WHAT YOU SHOULD DO:
Reply with one number: the count of lines in the listing that contain the string "JSON".

── SUPPLIED MATERIAL ──

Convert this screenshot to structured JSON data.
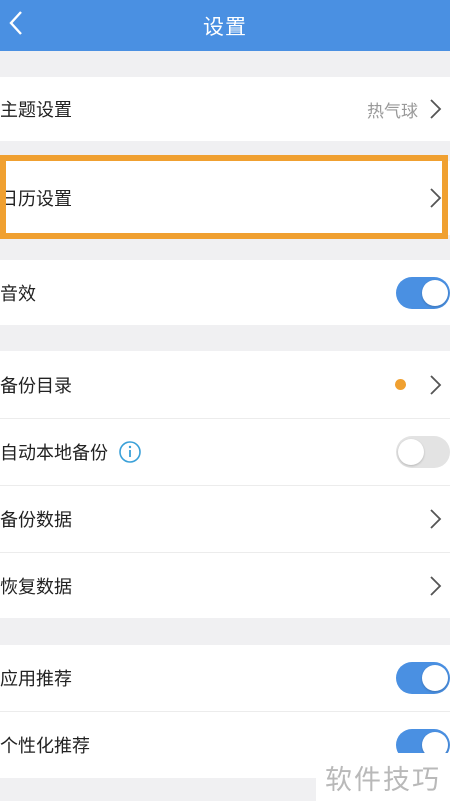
{
  "header": {
    "title": "设置",
    "back_icon": "chevron-left-icon"
  },
  "rows": {
    "theme": {
      "label": "主题设置",
      "value": "热气球"
    },
    "calendar": {
      "label": "日历设置"
    },
    "sound": {
      "label": "音效",
      "toggle": "on"
    },
    "backup_dir": {
      "label": "备份目录",
      "badge_color": "#f0a030"
    },
    "auto_backup": {
      "label": "自动本地备份",
      "toggle": "off",
      "icon": "info-icon"
    },
    "backup_data": {
      "label": "备份数据"
    },
    "restore_data": {
      "label": "恢复数据"
    },
    "app_recommend": {
      "label": "应用推荐",
      "toggle": "on"
    },
    "personal_recommend": {
      "label": "个性化推荐",
      "toggle": "on"
    }
  },
  "highlight_color": "#f0a030",
  "accent_color": "#4a90e2",
  "watermark": {
    "text": "软件技巧"
  }
}
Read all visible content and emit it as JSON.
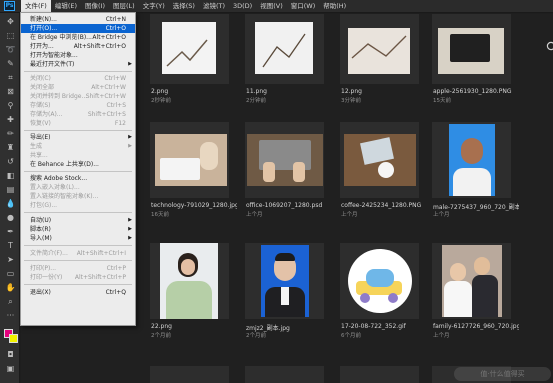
{
  "app": {
    "logo": "Ps"
  },
  "menubar": {
    "items": [
      "文件(F)",
      "编辑(E)",
      "图像(I)",
      "图层(L)",
      "文字(Y)",
      "选择(S)",
      "滤镜(T)",
      "3D(D)",
      "视图(V)",
      "窗口(W)",
      "帮助(H)"
    ]
  },
  "file_menu": {
    "items": [
      {
        "label": "新建(N)...",
        "shortcut": "Ctrl+N",
        "state": "normal"
      },
      {
        "label": "打开(O)...",
        "shortcut": "Ctrl+O",
        "state": "highlight"
      },
      {
        "label": "在 Bridge 中浏览(B)...",
        "shortcut": "Alt+Ctrl+O",
        "state": "normal"
      },
      {
        "label": "打开为...",
        "shortcut": "Alt+Shift+Ctrl+O",
        "state": "normal"
      },
      {
        "label": "打开为智能对象...",
        "shortcut": "",
        "state": "normal"
      },
      {
        "label": "最近打开文件(T)",
        "shortcut": "",
        "state": "normal",
        "submenu": "▶"
      },
      {
        "label": "关闭(C)",
        "shortcut": "Ctrl+W",
        "state": "disabled"
      },
      {
        "label": "关闭全部",
        "shortcut": "Alt+Ctrl+W",
        "state": "disabled"
      },
      {
        "label": "关闭并转到 Bridge...",
        "shortcut": "Shift+Ctrl+W",
        "state": "disabled"
      },
      {
        "label": "存储(S)",
        "shortcut": "Ctrl+S",
        "state": "disabled"
      },
      {
        "label": "存储为(A)...",
        "shortcut": "Shift+Ctrl+S",
        "state": "disabled"
      },
      {
        "label": "恢复(V)",
        "shortcut": "F12",
        "state": "disabled"
      },
      {
        "label": "导出(E)",
        "shortcut": "",
        "state": "normal",
        "submenu": "▶"
      },
      {
        "label": "生成",
        "shortcut": "",
        "state": "disabled",
        "submenu": "▶"
      },
      {
        "label": "共享...",
        "shortcut": "",
        "state": "disabled"
      },
      {
        "label": "在 Behance 上共享(D)...",
        "shortcut": "",
        "state": "normal"
      },
      {
        "label": "搜索 Adobe Stock...",
        "shortcut": "",
        "state": "normal"
      },
      {
        "label": "置入嵌入对象(L)...",
        "shortcut": "",
        "state": "disabled"
      },
      {
        "label": "置入链接的智能对象(K)...",
        "shortcut": "",
        "state": "disabled"
      },
      {
        "label": "打包(G)...",
        "shortcut": "",
        "state": "disabled"
      },
      {
        "label": "自动(U)",
        "shortcut": "",
        "state": "normal",
        "submenu": "▶"
      },
      {
        "label": "脚本(R)",
        "shortcut": "",
        "state": "normal",
        "submenu": "▶"
      },
      {
        "label": "导入(M)",
        "shortcut": "",
        "state": "normal",
        "submenu": "▶"
      },
      {
        "label": "文件简介(F)...",
        "shortcut": "Alt+Shift+Ctrl+I",
        "state": "disabled"
      },
      {
        "label": "打印(P)...",
        "shortcut": "Ctrl+P",
        "state": "disabled"
      },
      {
        "label": "打印一份(Y)",
        "shortcut": "Alt+Shift+Ctrl+P",
        "state": "disabled"
      },
      {
        "label": "退出(X)",
        "shortcut": "Ctrl+Q",
        "state": "normal"
      }
    ]
  },
  "files": [
    {
      "name": "2.png",
      "time": "2秒钟前"
    },
    {
      "name": "11.png",
      "time": "2分钟前"
    },
    {
      "name": "12.png",
      "time": "3分钟前"
    },
    {
      "name": "apple-2561930_1280.PNG",
      "time": "15天前"
    },
    {
      "name": "technology-791029_1280.jpg",
      "time": "16天前"
    },
    {
      "name": "office-1069207_1280.psd",
      "time": "上个月"
    },
    {
      "name": "coffee-2425234_1280.PNG",
      "time": "上个月"
    },
    {
      "name": "male-7275437_960_720_副本...",
      "time": "上个月"
    },
    {
      "name": "22.png",
      "time": "2个月前"
    },
    {
      "name": "zmjz2_副本.jpg",
      "time": "2个月前"
    },
    {
      "name": "17-20-08-722_352.gif",
      "time": "6个月前"
    },
    {
      "name": "family-6127726_960_720.jpg",
      "time": "上个月"
    }
  ],
  "watermark": "值·什么值得买",
  "colors": {
    "foreground": "#e6007e",
    "background": "#f2f200",
    "highlight": "#0a64d0"
  }
}
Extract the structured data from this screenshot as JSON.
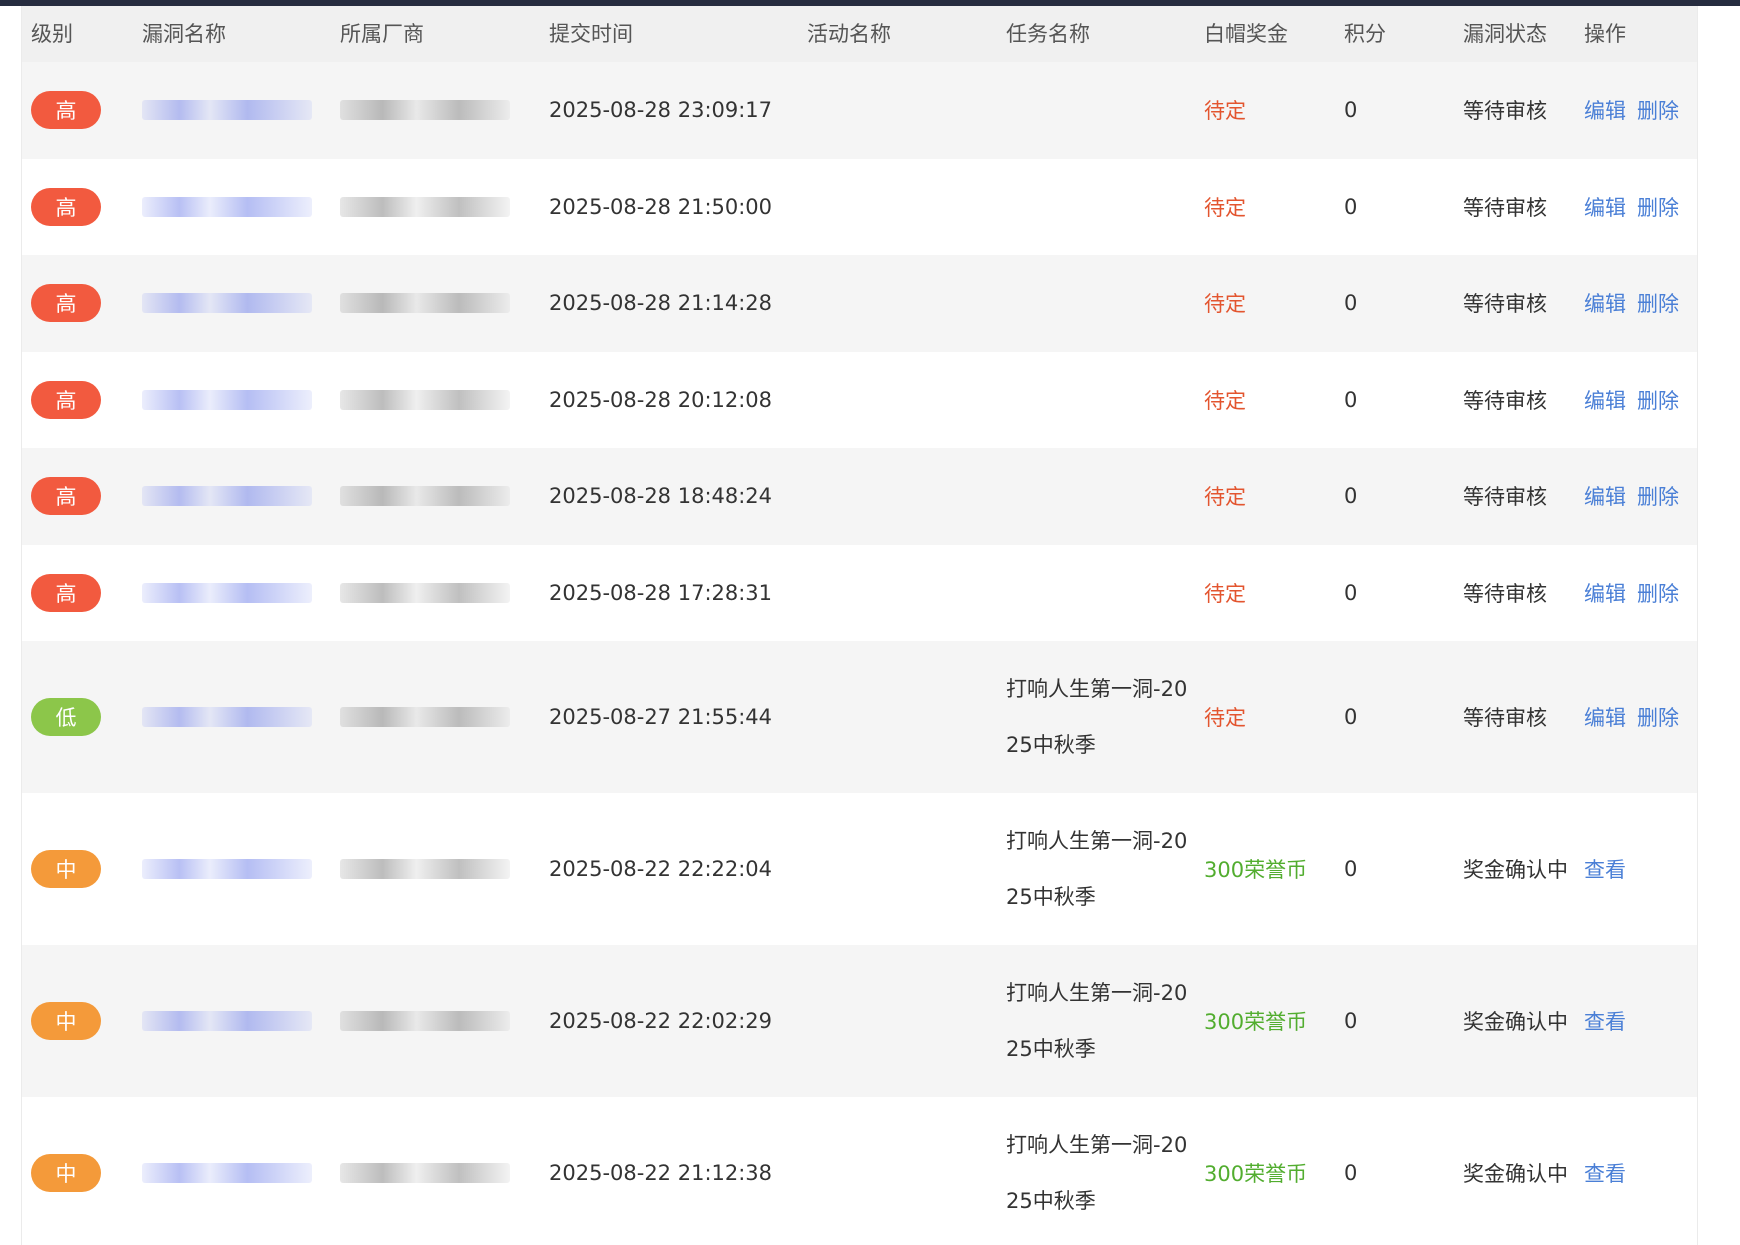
{
  "columns": {
    "level": "级别",
    "name": "漏洞名称",
    "vendor": "所属厂商",
    "time": "提交时间",
    "activity": "活动名称",
    "task": "任务名称",
    "bounty": "白帽奖金",
    "points": "积分",
    "status": "漏洞状态",
    "ops": "操作"
  },
  "colors": {
    "high": "#f25a3f",
    "low": "#8cc64a",
    "medium": "#f49a3a",
    "pending": "#e3552f",
    "coin": "#52ad2f",
    "link": "#4a7fd6"
  },
  "rows": [
    {
      "level": "高",
      "level_color": "high",
      "time": "2025-08-28 23:09:17",
      "activity": "",
      "task_line1": "",
      "task_line2": "",
      "bounty": "待定",
      "points": "0",
      "status": "等待审核",
      "op1": "编辑",
      "op2": "删除"
    },
    {
      "level": "高",
      "level_color": "high",
      "time": "2025-08-28 21:50:00",
      "activity": "",
      "task_line1": "",
      "task_line2": "",
      "bounty": "待定",
      "points": "0",
      "status": "等待审核",
      "op1": "编辑",
      "op2": "删除"
    },
    {
      "level": "高",
      "level_color": "high",
      "time": "2025-08-28 21:14:28",
      "activity": "",
      "task_line1": "",
      "task_line2": "",
      "bounty": "待定",
      "points": "0",
      "status": "等待审核",
      "op1": "编辑",
      "op2": "删除"
    },
    {
      "level": "高",
      "level_color": "high",
      "time": "2025-08-28 20:12:08",
      "activity": "",
      "task_line1": "",
      "task_line2": "",
      "bounty": "待定",
      "points": "0",
      "status": "等待审核",
      "op1": "编辑",
      "op2": "删除"
    },
    {
      "level": "高",
      "level_color": "high",
      "time": "2025-08-28 18:48:24",
      "activity": "",
      "task_line1": "",
      "task_line2": "",
      "bounty": "待定",
      "points": "0",
      "status": "等待审核",
      "op1": "编辑",
      "op2": "删除"
    },
    {
      "level": "高",
      "level_color": "high",
      "time": "2025-08-28 17:28:31",
      "activity": "",
      "task_line1": "",
      "task_line2": "",
      "bounty": "待定",
      "points": "0",
      "status": "等待审核",
      "op1": "编辑",
      "op2": "删除"
    },
    {
      "level": "低",
      "level_color": "low",
      "time": "2025-08-27 21:55:44",
      "activity": "",
      "task_line1": "打响人生第一洞-20",
      "task_line2": "25中秋季",
      "bounty": "待定",
      "points": "0",
      "status": "等待审核",
      "op1": "编辑",
      "op2": "删除"
    },
    {
      "level": "中",
      "level_color": "medium",
      "time": "2025-08-22 22:22:04",
      "activity": "",
      "task_line1": "打响人生第一洞-20",
      "task_line2": "25中秋季",
      "bounty": "300荣誉币",
      "points": "0",
      "status": "奖金确认中",
      "op1": "查看",
      "op2": ""
    },
    {
      "level": "中",
      "level_color": "medium",
      "time": "2025-08-22 22:02:29",
      "activity": "",
      "task_line1": "打响人生第一洞-20",
      "task_line2": "25中秋季",
      "bounty": "300荣誉币",
      "points": "0",
      "status": "奖金确认中",
      "op1": "查看",
      "op2": ""
    },
    {
      "level": "中",
      "level_color": "medium",
      "time": "2025-08-22 21:12:38",
      "activity": "",
      "task_line1": "打响人生第一洞-20",
      "task_line2": "25中秋季",
      "bounty": "300荣誉币",
      "points": "0",
      "status": "奖金确认中",
      "op1": "查看",
      "op2": ""
    }
  ]
}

───

SOLUTION:
3